* START Input data *

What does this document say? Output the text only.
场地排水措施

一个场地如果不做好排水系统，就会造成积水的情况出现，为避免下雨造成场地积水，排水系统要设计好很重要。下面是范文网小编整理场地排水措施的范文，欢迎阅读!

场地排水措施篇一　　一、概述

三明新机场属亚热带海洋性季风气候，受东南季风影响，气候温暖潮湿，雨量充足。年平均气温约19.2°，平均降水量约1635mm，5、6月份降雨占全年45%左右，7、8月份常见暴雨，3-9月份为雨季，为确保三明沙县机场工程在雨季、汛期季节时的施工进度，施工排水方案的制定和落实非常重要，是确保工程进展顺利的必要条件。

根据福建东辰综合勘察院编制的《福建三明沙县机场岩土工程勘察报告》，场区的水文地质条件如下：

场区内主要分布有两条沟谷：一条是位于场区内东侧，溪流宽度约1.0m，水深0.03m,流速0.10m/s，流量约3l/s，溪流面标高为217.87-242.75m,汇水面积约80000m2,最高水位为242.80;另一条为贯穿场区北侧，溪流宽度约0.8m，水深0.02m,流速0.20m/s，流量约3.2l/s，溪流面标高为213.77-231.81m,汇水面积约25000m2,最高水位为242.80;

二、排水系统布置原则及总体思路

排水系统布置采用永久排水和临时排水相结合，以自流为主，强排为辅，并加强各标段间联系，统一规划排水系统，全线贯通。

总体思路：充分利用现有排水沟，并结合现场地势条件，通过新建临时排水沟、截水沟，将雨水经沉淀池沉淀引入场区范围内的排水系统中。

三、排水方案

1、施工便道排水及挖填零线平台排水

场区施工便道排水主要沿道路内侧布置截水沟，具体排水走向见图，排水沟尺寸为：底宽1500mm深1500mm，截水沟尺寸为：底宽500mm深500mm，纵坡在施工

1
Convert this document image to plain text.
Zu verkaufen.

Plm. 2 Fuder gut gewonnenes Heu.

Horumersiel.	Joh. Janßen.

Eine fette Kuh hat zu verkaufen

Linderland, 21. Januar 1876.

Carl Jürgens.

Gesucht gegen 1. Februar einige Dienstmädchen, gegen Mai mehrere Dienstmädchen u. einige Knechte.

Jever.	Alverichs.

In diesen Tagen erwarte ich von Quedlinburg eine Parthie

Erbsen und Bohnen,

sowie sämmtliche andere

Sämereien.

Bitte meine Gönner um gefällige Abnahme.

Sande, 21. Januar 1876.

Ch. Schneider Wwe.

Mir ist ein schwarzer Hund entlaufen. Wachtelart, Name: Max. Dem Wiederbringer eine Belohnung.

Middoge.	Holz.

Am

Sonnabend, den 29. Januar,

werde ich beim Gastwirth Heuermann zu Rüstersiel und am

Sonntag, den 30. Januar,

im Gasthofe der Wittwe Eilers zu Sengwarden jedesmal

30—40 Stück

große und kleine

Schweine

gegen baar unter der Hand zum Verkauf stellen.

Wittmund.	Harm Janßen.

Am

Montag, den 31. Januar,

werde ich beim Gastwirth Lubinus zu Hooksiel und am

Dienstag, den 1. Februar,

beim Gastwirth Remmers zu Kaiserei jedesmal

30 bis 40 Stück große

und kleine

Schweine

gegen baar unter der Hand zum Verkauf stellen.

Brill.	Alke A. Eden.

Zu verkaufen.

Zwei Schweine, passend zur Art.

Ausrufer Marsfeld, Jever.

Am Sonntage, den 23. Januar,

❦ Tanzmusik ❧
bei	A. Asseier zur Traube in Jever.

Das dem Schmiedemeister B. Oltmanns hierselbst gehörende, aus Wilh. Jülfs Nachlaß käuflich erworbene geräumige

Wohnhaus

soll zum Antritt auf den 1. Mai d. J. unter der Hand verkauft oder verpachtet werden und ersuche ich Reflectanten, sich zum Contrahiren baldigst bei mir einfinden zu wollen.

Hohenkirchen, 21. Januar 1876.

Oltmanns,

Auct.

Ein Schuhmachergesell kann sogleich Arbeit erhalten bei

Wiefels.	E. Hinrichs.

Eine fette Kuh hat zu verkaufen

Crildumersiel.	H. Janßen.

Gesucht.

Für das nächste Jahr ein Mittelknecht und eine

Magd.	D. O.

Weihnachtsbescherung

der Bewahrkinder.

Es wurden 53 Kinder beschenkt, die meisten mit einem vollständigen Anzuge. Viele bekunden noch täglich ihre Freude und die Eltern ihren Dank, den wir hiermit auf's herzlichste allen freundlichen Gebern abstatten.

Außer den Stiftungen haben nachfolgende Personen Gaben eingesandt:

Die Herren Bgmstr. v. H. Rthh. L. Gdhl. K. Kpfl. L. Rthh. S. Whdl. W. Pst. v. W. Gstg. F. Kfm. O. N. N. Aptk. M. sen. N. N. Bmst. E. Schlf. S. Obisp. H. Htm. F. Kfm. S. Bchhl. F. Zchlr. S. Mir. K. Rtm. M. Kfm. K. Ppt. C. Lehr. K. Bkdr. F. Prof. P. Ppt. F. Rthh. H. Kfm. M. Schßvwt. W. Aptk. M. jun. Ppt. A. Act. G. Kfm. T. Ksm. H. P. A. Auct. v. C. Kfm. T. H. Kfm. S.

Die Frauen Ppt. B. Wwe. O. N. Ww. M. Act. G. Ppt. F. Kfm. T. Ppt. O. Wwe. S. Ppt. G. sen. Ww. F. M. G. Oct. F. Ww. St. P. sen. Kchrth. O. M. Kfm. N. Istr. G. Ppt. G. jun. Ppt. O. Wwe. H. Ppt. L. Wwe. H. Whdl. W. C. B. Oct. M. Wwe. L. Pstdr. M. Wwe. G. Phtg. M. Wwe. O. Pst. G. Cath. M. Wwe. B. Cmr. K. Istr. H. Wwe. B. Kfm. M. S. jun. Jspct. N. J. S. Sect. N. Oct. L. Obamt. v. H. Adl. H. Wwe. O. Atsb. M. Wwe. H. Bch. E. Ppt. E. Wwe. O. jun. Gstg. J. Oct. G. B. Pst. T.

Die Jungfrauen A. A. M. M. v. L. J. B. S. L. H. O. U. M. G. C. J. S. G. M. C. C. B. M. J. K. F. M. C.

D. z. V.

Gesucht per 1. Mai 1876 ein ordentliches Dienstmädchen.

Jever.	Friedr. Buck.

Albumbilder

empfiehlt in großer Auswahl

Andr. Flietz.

* END Input data *

Problem to solve:
Repeat the whole listing exactly, keeping every line intact.

Reply:
What does this document say? Output the text only.
场地排水措施

一个场地如果不做好排水系统，就会造成积水的情况出现，为避免下雨造成场地积水，排水系统要设计好很重要。下面是范文网小编整理场地排水措施的范文，欢迎阅读!

场地排水措施篇一　　一、概述

三明新机场属亚热带海洋性季风气候，受东南季风影响，气候温暖潮湿，雨量充足。年平均气温约19.2°，平均降水量约1635mm，5、6月份降雨占全年45%左右，7、8月份常见暴雨，3-9月份为雨季，为确保三明沙县机场工程在雨季、汛期季节时的施工进度，施工排水方案的制定和落实非常重要，是确保工程进展顺利的必要条件。

根据福建东辰综合勘察院编制的《福建三明沙县机场岩土工程勘察报告》，场区的水文地质条件如下：

场区内主要分布有两条沟谷：一条是位于场区内东侧，溪流宽度约1.0m，水深0.03m,流速0.10m/s，流量约3l/s，溪流面标高为217.87-242.75m,汇水面积约80000m2,最高水位为242.80;另一条为贯穿场区北侧，溪流宽度约0.8m，水深0.02m,流速0.20m/s，流量约3.2l/s，溪流面标高为213.77-231.81m,汇水面积约25000m2,最高水位为242.80;

二、排水系统布置原则及总体思路

排水系统布置采用永久排水和临时排水相结合，以自流为主，强排为辅，并加强各标段间联系，统一规划排水系统，全线贯通。

总体思路：充分利用现有排水沟，并结合现场地势条件，通过新建临时排水沟、截水沟，将雨水经沉淀池沉淀引入场区范围内的排水系统中。

三、排水方案

1、施工便道排水及挖填零线平台排水

场区施工便道排水主要沿道路内侧布置截水沟，具体排水走向见图，排水沟尺寸为：底宽1500mm深1500mm，截水沟尺寸为：底宽500mm深500mm，纵坡在施工

1
Convert this document image to plain text.
Zu verkaufen.

Plm. 2 Fuder gut gewonnenes Heu.

Horumersiel.	Joh. Janßen.

Eine fette Kuh hat zu verkaufen

Linderland, 21. Januar 1876.

Carl Jürgens.

Gesucht gegen 1. Februar einige Dienstmädchen, gegen Mai mehrere Dienstmädchen u. einige Knechte.

Jever.	Alverichs.

In diesen Tagen erwarte ich von Quedlinburg eine Parthie

Erbsen und Bohnen,

sowie sämmtliche andere

Sämereien.

Bitte meine Gönner um gefällige Abnahme.

Sande, 21. Januar 1876.

Ch. Schneider Wwe.

Mir ist ein schwarzer Hund entlaufen. Wachtelart, Name: Max. Dem Wiederbringer eine Belohnung.

Middoge.	Holz.

Am

Sonnabend, den 29. Januar,

werde ich beim Gastwirth Heuermann zu Rüstersiel und am

Sonntag, den 30. Januar,

im Gasthofe der Wittwe Eilers zu Sengwarden jedesmal

30—40 Stück

große und kleine

Schweine

gegen baar unter der Hand zum Verkauf stellen.

Wittmund.	Harm Janßen.

Am

Montag, den 31. Januar,

werde ich beim Gastwirth Lubinus zu Hooksiel und am

Dienstag, den 1. Februar,

beim Gastwirth Remmers zu Kaiserei jedesmal

30 bis 40 Stück große

und kleine

Schweine

gegen baar unter der Hand zum Verkauf stellen.

Brill.	Alke A. Eden.

Zu verkaufen.

Zwei Schweine, passend zur Art.

Ausrufer Marsfeld, Jever.

Am Sonntage, den 23. Januar,

❦ Tanzmusik ❧
bei	A. Asseier zur Traube in Jever.

Das dem Schmiedemeister B. Oltmanns hierselbst gehörende, aus Wilh. Jülfs Nachlaß käuflich erworbene geräumige

Wohnhaus

soll zum Antritt auf den 1. Mai d. J. unter der Hand verkauft oder verpachtet werden und ersuche ich Reflectanten, sich zum Contrahiren baldigst bei mir einfinden zu wollen.

Hohenkirchen, 21. Januar 1876.

Oltmanns,

Auct.

Ein Schuhmachergesell kann sogleich Arbeit erhalten bei

Wiefels.	E. Hinrichs.

Eine fette Kuh hat zu verkaufen

Crildumersiel.	H. Janßen.

Gesucht.

Für das nächste Jahr ein Mittelknecht und eine

Magd.	D. O.

Weihnachtsbescherung

der Bewahrkinder.

Es wurden 53 Kinder beschenkt, die meisten mit einem vollständigen Anzuge. Viele bekunden noch täglich ihre Freude und die Eltern ihren Dank, den wir hiermit auf's herzlichste allen freundlichen Gebern abstatten.

Außer den Stiftungen haben nachfolgende Personen Gaben eingesandt:

Die Herren Bgmstr. v. H. Rthh. L. Gdhl. K. Kpfl. L. Rthh. S. Whdl. W. Pst. v. W. Gstg. F. Kfm. O. N. N. Aptk. M. sen. N. N. Bmst. E. Schlf. S. Obisp. H. Htm. F. Kfm. S. Bchhl. F. Zchlr. S. Mir. K. Rtm. M. Kfm. K. Ppt. C. Lehr. K. Bkdr. F. Prof. P. Ppt. F. Rthh. H. Kfm. M. Schßvwt. W. Aptk. M. jun. Ppt. A. Act. G. Kfm. T. Ksm. H. P. A. Auct. v. C. Kfm. T. H. Kfm. S.

Die Frauen Ppt. B. Wwe. O. N. Ww. M. Act. G. Ppt. F. Kfm. T. Ppt. O. Wwe. S. Ppt. G. sen. Ww. F. M. G. Oct. F. Ww. St. P. sen. Kchrth. O. M. Kfm. N. Istr. G. Ppt. G. jun. Ppt. O. Wwe. H. Ppt. L. Wwe. H. Whdl. W. C. B. Oct. M. Wwe. L. Pstdr. M. Wwe. G. Phtg. M. Wwe. O. Pst. G. Cath. M. Wwe. B. Cmr. K. Istr. H. Wwe. B. Kfm. M. S. jun. Jspct. N. J. S. Sect. N. Oct. L. Obamt. v. H. Adl. H. Wwe. O. Atsb. M. Wwe. H. Bch. E. Ppt. E. Wwe. O. jun. Gstg. J. Oct. G. B. Pst. T.

Die Jungfrauen A. A. M. M. v. L. J. B. S. L. H. O. U. M. G. C. J. S. G. M. C. C. B. M. J. K. F. M. C.

D. z. V.

Gesucht per 1. Mai 1876 ein ordentliches Dienstmädchen.

Jever.	Friedr. Buck.

Albumbilder

empfiehlt in großer Auswahl

Andr. Flietz.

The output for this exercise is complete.